**** Listed entries

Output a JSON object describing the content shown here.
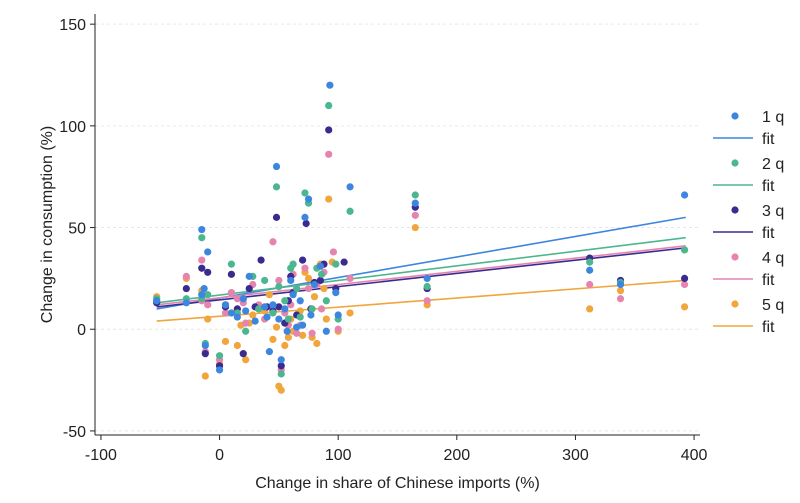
{
  "chart_data": {
    "type": "scatter",
    "title": "",
    "xlabel": "Change in share of Chinese imports (%)",
    "ylabel": "Change in consumption (%)",
    "xlim": [
      -105,
      405
    ],
    "ylim": [
      -52,
      155
    ],
    "xticks": [
      -100,
      0,
      100,
      200,
      300,
      400
    ],
    "yticks": [
      -50,
      0,
      50,
      100,
      150
    ],
    "grid": "y-dashed",
    "legend_position": "right",
    "series": [
      {
        "name": "1 q",
        "color": "#3d86e0",
        "fit_label": "fit",
        "fit": [
          [
            -53,
            10
          ],
          [
            393,
            55
          ]
        ],
        "points": [
          [
            -53,
            14
          ],
          [
            -28,
            13
          ],
          [
            -15,
            49
          ],
          [
            -15,
            17
          ],
          [
            -13,
            20
          ],
          [
            -12,
            -8
          ],
          [
            -10,
            38
          ],
          [
            0,
            -20
          ],
          [
            5,
            12
          ],
          [
            10,
            8
          ],
          [
            15,
            6
          ],
          [
            20,
            15
          ],
          [
            22,
            9
          ],
          [
            25,
            26
          ],
          [
            30,
            4
          ],
          [
            38,
            11
          ],
          [
            40,
            6
          ],
          [
            42,
            -11
          ],
          [
            45,
            12
          ],
          [
            48,
            80
          ],
          [
            50,
            5
          ],
          [
            52,
            -15
          ],
          [
            55,
            10
          ],
          [
            57,
            -1
          ],
          [
            60,
            24
          ],
          [
            62,
            17
          ],
          [
            65,
            1
          ],
          [
            68,
            14
          ],
          [
            70,
            2
          ],
          [
            72,
            55
          ],
          [
            75,
            64
          ],
          [
            77,
            7
          ],
          [
            80,
            22
          ],
          [
            85,
            31
          ],
          [
            90,
            -1
          ],
          [
            93,
            120
          ],
          [
            98,
            18
          ],
          [
            100,
            7
          ],
          [
            110,
            70
          ],
          [
            165,
            62
          ],
          [
            175,
            25
          ],
          [
            312,
            29
          ],
          [
            338,
            22
          ],
          [
            392,
            66
          ]
        ]
      },
      {
        "name": "2 q",
        "color": "#4cb78e",
        "fit_label": "fit",
        "fit": [
          [
            -53,
            13
          ],
          [
            393,
            45
          ]
        ],
        "points": [
          [
            -53,
            15
          ],
          [
            -28,
            15
          ],
          [
            -15,
            45
          ],
          [
            -15,
            15
          ],
          [
            -12,
            -7
          ],
          [
            -10,
            17
          ],
          [
            0,
            -13
          ],
          [
            5,
            12
          ],
          [
            10,
            32
          ],
          [
            15,
            8
          ],
          [
            20,
            15
          ],
          [
            22,
            -1
          ],
          [
            28,
            26
          ],
          [
            33,
            10
          ],
          [
            38,
            24
          ],
          [
            45,
            8
          ],
          [
            48,
            70
          ],
          [
            50,
            21
          ],
          [
            52,
            -22
          ],
          [
            55,
            14
          ],
          [
            58,
            5
          ],
          [
            60,
            30
          ],
          [
            62,
            32
          ],
          [
            65,
            20
          ],
          [
            68,
            6
          ],
          [
            72,
            67
          ],
          [
            75,
            62
          ],
          [
            78,
            10
          ],
          [
            82,
            30
          ],
          [
            86,
            27
          ],
          [
            90,
            14
          ],
          [
            92,
            110
          ],
          [
            98,
            32
          ],
          [
            100,
            5
          ],
          [
            110,
            58
          ],
          [
            165,
            66
          ],
          [
            175,
            21
          ],
          [
            312,
            33
          ],
          [
            338,
            23
          ],
          [
            392,
            39
          ]
        ]
      },
      {
        "name": "3 q",
        "color": "#3a2b8e",
        "fit_label": "fit",
        "fit": [
          [
            -53,
            11
          ],
          [
            393,
            40
          ]
        ],
        "points": [
          [
            -53,
            13
          ],
          [
            -28,
            20
          ],
          [
            -15,
            30
          ],
          [
            -12,
            -12
          ],
          [
            -10,
            28
          ],
          [
            0,
            -18
          ],
          [
            5,
            11
          ],
          [
            10,
            27
          ],
          [
            15,
            10
          ],
          [
            20,
            -12
          ],
          [
            25,
            20
          ],
          [
            30,
            11
          ],
          [
            35,
            34
          ],
          [
            40,
            11
          ],
          [
            45,
            9
          ],
          [
            48,
            55
          ],
          [
            50,
            11
          ],
          [
            52,
            -18
          ],
          [
            55,
            3
          ],
          [
            58,
            14
          ],
          [
            60,
            26
          ],
          [
            62,
            18
          ],
          [
            65,
            7
          ],
          [
            70,
            34
          ],
          [
            73,
            52
          ],
          [
            77,
            10
          ],
          [
            80,
            23
          ],
          [
            85,
            24
          ],
          [
            88,
            32
          ],
          [
            92,
            98
          ],
          [
            98,
            20
          ],
          [
            105,
            33
          ],
          [
            165,
            60
          ],
          [
            175,
            20
          ],
          [
            312,
            35
          ],
          [
            338,
            24
          ],
          [
            392,
            25
          ]
        ]
      },
      {
        "name": "4 q",
        "color": "#e684b0",
        "fit_label": "fit",
        "fit": [
          [
            -53,
            12
          ],
          [
            393,
            41
          ]
        ],
        "points": [
          [
            -53,
            14
          ],
          [
            -28,
            26
          ],
          [
            -15,
            34
          ],
          [
            -15,
            14
          ],
          [
            -12,
            -11
          ],
          [
            -10,
            12
          ],
          [
            0,
            -15
          ],
          [
            5,
            8
          ],
          [
            10,
            18
          ],
          [
            15,
            15
          ],
          [
            20,
            13
          ],
          [
            22,
            3
          ],
          [
            28,
            22
          ],
          [
            33,
            12
          ],
          [
            38,
            5
          ],
          [
            45,
            43
          ],
          [
            50,
            24
          ],
          [
            52,
            -20
          ],
          [
            55,
            8
          ],
          [
            58,
            2
          ],
          [
            60,
            12
          ],
          [
            62,
            27
          ],
          [
            65,
            -2
          ],
          [
            68,
            2
          ],
          [
            72,
            30
          ],
          [
            75,
            20
          ],
          [
            78,
            -2
          ],
          [
            82,
            22
          ],
          [
            86,
            10
          ],
          [
            88,
            28
          ],
          [
            92,
            86
          ],
          [
            96,
            38
          ],
          [
            100,
            0
          ],
          [
            110,
            25
          ],
          [
            165,
            56
          ],
          [
            175,
            14
          ],
          [
            312,
            22
          ],
          [
            338,
            15
          ],
          [
            392,
            22
          ]
        ]
      },
      {
        "name": "5 q",
        "color": "#f0a63c",
        "fit_label": "fit",
        "fit": [
          [
            -53,
            4
          ],
          [
            393,
            24
          ]
        ],
        "points": [
          [
            -53,
            16
          ],
          [
            -28,
            25
          ],
          [
            -15,
            19
          ],
          [
            -12,
            -23
          ],
          [
            -10,
            5
          ],
          [
            0,
            -17
          ],
          [
            5,
            -6
          ],
          [
            10,
            18
          ],
          [
            15,
            -8
          ],
          [
            18,
            2
          ],
          [
            22,
            -15
          ],
          [
            25,
            3
          ],
          [
            28,
            7
          ],
          [
            33,
            10
          ],
          [
            38,
            9
          ],
          [
            42,
            17
          ],
          [
            45,
            -5
          ],
          [
            48,
            1
          ],
          [
            50,
            -28
          ],
          [
            52,
            -30
          ],
          [
            55,
            -8
          ],
          [
            58,
            -4
          ],
          [
            60,
            5
          ],
          [
            62,
            -1
          ],
          [
            65,
            20
          ],
          [
            68,
            9
          ],
          [
            70,
            -3
          ],
          [
            72,
            28
          ],
          [
            75,
            25
          ],
          [
            78,
            -4
          ],
          [
            80,
            16
          ],
          [
            82,
            -7
          ],
          [
            85,
            32
          ],
          [
            88,
            20
          ],
          [
            90,
            5
          ],
          [
            92,
            64
          ],
          [
            95,
            33
          ],
          [
            100,
            -1
          ],
          [
            110,
            8
          ],
          [
            165,
            50
          ],
          [
            175,
            12
          ],
          [
            312,
            10
          ],
          [
            338,
            19
          ],
          [
            392,
            11
          ]
        ]
      }
    ]
  }
}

********

■ **Task requirements**
Gather all lines of the records that include the word "Change".

■ **Expected output**
    "xlabel": "Change in share of Chinese imports (%)",
    "ylabel": "Change in consumption (%)",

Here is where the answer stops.